* [Set problem]: Report how many lines contain "vastaan". The answer is a single number.

* [Dataset entries]:
--------------------------------
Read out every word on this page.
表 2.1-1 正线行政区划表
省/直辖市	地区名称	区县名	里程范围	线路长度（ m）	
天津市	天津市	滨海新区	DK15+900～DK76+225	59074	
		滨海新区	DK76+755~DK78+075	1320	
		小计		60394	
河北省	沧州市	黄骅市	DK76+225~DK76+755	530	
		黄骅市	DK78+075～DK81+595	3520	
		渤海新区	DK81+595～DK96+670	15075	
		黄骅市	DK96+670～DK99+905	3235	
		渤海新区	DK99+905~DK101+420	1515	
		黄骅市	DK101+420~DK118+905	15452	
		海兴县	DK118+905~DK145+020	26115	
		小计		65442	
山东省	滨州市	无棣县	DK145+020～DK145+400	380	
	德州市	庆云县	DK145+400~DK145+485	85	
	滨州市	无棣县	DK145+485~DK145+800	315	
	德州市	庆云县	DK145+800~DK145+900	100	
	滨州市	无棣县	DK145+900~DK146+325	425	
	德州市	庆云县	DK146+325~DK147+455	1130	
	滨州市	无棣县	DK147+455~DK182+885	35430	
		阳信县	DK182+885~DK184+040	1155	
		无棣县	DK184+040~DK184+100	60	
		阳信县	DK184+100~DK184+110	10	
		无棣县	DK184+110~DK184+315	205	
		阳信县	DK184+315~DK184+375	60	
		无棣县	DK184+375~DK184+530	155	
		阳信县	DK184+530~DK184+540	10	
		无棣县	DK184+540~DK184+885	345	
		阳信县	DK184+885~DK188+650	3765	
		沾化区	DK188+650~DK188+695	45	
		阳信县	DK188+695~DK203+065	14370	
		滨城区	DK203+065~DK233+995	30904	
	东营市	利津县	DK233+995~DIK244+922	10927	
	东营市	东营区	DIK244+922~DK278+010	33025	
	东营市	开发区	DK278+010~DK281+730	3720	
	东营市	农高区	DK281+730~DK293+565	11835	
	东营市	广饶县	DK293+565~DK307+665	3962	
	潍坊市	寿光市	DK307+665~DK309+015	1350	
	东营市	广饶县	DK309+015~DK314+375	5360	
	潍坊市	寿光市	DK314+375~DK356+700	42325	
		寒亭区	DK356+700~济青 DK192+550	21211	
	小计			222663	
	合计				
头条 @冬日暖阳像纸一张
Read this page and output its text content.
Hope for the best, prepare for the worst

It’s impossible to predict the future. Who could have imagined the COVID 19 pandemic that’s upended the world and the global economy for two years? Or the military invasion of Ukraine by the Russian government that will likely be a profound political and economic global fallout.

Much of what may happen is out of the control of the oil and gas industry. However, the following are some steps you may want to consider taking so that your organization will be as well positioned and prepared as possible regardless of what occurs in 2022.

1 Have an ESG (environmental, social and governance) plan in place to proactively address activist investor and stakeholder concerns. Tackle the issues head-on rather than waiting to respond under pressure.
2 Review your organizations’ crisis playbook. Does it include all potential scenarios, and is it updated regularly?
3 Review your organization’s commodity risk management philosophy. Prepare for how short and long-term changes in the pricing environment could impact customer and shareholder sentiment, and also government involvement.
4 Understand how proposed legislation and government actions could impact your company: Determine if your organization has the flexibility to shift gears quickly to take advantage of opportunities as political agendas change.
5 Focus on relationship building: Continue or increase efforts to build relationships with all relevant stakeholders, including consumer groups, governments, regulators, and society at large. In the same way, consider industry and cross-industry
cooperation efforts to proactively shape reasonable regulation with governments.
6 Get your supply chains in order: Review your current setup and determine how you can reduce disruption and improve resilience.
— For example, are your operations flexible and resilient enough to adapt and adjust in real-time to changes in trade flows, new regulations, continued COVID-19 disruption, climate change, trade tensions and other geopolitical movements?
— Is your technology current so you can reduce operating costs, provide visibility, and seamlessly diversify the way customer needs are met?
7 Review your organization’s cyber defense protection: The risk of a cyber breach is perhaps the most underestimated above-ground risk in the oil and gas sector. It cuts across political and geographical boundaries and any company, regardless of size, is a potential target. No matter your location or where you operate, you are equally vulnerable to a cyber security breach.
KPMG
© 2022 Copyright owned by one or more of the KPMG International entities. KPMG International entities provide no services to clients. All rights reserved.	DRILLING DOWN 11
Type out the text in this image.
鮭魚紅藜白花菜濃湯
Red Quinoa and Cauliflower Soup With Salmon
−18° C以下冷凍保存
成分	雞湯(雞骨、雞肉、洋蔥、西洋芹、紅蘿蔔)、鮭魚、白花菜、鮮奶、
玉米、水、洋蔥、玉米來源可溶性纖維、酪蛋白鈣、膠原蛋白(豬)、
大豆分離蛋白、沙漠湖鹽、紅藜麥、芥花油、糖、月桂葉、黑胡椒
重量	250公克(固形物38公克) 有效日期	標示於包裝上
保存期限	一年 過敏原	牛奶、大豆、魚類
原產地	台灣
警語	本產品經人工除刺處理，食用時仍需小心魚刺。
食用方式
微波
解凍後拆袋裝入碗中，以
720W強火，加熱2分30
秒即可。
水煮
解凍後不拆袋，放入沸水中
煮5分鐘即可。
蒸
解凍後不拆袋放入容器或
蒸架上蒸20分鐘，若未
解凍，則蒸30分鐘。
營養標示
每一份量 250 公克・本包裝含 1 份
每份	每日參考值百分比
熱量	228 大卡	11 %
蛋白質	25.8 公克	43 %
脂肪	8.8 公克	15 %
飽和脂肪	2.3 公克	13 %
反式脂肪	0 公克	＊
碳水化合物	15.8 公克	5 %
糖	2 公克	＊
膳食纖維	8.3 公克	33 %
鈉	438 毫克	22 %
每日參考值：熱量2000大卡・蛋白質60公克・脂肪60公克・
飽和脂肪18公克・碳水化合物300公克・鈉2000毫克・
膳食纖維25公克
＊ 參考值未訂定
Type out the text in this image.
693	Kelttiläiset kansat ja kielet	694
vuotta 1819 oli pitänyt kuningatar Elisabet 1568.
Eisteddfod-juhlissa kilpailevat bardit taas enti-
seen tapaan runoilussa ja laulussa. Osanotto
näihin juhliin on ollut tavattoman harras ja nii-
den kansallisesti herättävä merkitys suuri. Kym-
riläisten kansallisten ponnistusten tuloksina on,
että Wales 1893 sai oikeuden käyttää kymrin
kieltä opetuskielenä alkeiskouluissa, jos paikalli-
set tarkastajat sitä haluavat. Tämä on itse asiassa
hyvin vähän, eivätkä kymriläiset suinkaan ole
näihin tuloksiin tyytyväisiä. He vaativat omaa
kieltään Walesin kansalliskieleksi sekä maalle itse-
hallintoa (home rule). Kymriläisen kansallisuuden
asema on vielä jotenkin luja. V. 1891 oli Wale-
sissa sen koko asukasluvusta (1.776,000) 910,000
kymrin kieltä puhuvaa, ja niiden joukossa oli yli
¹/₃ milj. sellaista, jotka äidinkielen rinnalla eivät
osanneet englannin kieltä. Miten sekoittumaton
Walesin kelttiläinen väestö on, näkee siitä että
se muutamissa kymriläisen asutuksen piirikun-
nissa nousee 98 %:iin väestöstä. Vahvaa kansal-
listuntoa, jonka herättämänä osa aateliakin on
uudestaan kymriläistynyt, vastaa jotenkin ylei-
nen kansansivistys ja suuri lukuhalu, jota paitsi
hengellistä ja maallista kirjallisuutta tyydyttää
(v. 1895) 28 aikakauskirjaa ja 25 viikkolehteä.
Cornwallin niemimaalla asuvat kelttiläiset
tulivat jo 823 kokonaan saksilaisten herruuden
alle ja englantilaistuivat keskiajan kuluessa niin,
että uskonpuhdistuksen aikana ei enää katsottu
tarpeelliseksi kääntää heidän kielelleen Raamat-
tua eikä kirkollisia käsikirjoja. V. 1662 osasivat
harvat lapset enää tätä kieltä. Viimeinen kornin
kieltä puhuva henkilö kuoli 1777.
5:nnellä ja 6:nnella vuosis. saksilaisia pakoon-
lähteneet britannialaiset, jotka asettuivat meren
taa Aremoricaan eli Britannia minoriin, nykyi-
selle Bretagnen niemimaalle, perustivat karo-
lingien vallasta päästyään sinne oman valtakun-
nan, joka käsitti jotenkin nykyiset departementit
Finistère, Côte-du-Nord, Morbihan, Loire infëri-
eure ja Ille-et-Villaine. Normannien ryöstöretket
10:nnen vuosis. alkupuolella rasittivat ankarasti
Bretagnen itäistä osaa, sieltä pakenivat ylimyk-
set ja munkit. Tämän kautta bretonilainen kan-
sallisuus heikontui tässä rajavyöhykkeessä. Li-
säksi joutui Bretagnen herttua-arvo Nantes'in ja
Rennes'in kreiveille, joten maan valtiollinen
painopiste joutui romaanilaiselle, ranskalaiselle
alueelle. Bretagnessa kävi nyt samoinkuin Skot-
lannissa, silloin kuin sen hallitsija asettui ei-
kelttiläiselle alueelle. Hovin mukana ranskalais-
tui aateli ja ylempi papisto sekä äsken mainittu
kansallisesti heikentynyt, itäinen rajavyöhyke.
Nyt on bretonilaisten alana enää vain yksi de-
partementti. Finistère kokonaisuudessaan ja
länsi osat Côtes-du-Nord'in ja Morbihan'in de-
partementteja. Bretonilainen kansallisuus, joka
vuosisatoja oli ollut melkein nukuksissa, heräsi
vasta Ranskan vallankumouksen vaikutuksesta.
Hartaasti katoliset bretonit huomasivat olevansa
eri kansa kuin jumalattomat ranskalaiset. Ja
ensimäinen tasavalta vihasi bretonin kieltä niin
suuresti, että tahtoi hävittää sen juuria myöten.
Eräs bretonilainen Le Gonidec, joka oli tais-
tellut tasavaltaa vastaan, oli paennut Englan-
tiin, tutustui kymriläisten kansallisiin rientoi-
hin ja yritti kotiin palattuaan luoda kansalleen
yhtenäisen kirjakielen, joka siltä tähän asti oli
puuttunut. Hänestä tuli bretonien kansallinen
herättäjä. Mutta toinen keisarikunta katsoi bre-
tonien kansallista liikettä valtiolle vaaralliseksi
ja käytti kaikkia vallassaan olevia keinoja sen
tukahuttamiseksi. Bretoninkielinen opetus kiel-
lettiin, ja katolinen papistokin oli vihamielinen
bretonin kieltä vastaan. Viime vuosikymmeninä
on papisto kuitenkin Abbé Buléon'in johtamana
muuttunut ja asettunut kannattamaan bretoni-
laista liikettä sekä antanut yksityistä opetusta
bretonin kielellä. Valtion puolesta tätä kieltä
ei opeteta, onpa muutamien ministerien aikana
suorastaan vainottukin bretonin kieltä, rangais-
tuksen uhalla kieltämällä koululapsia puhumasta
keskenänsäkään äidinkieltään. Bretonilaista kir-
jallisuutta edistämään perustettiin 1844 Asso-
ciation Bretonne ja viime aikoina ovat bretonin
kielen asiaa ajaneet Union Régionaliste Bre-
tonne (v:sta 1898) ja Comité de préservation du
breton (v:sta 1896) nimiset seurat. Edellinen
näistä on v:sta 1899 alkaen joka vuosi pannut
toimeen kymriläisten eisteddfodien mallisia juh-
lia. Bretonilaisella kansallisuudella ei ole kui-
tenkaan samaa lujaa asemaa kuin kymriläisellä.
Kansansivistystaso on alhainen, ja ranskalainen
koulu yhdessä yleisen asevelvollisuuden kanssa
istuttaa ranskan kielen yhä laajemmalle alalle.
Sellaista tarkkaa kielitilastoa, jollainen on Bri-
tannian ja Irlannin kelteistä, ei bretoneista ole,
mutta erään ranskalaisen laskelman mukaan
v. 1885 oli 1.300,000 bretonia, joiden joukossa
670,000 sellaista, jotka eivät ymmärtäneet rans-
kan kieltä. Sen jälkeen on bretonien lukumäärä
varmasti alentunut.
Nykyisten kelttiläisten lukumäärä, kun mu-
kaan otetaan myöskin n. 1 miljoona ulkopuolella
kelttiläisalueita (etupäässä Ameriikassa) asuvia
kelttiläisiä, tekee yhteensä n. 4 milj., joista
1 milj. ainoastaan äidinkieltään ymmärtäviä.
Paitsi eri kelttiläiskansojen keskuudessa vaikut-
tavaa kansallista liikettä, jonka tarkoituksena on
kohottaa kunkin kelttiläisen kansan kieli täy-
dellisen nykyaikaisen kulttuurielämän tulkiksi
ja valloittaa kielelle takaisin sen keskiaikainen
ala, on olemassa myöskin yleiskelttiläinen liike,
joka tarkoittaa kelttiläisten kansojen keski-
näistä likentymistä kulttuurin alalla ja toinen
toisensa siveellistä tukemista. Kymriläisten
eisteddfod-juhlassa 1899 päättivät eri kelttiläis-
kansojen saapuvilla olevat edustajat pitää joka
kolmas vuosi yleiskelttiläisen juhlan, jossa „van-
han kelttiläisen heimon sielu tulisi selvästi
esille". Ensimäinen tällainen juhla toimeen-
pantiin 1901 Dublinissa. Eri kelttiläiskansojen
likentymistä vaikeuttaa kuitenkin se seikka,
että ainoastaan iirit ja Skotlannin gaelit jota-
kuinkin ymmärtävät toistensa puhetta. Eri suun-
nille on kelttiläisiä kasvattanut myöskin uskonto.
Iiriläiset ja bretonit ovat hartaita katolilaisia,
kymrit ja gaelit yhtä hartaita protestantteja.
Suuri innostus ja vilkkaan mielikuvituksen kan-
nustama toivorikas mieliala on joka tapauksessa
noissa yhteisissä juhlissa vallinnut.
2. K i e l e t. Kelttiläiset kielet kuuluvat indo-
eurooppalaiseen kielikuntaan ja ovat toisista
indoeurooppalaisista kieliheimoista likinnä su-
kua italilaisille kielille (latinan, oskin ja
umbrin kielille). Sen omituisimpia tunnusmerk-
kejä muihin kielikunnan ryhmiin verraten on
--------------------------------
* [Response to this exercise]: 2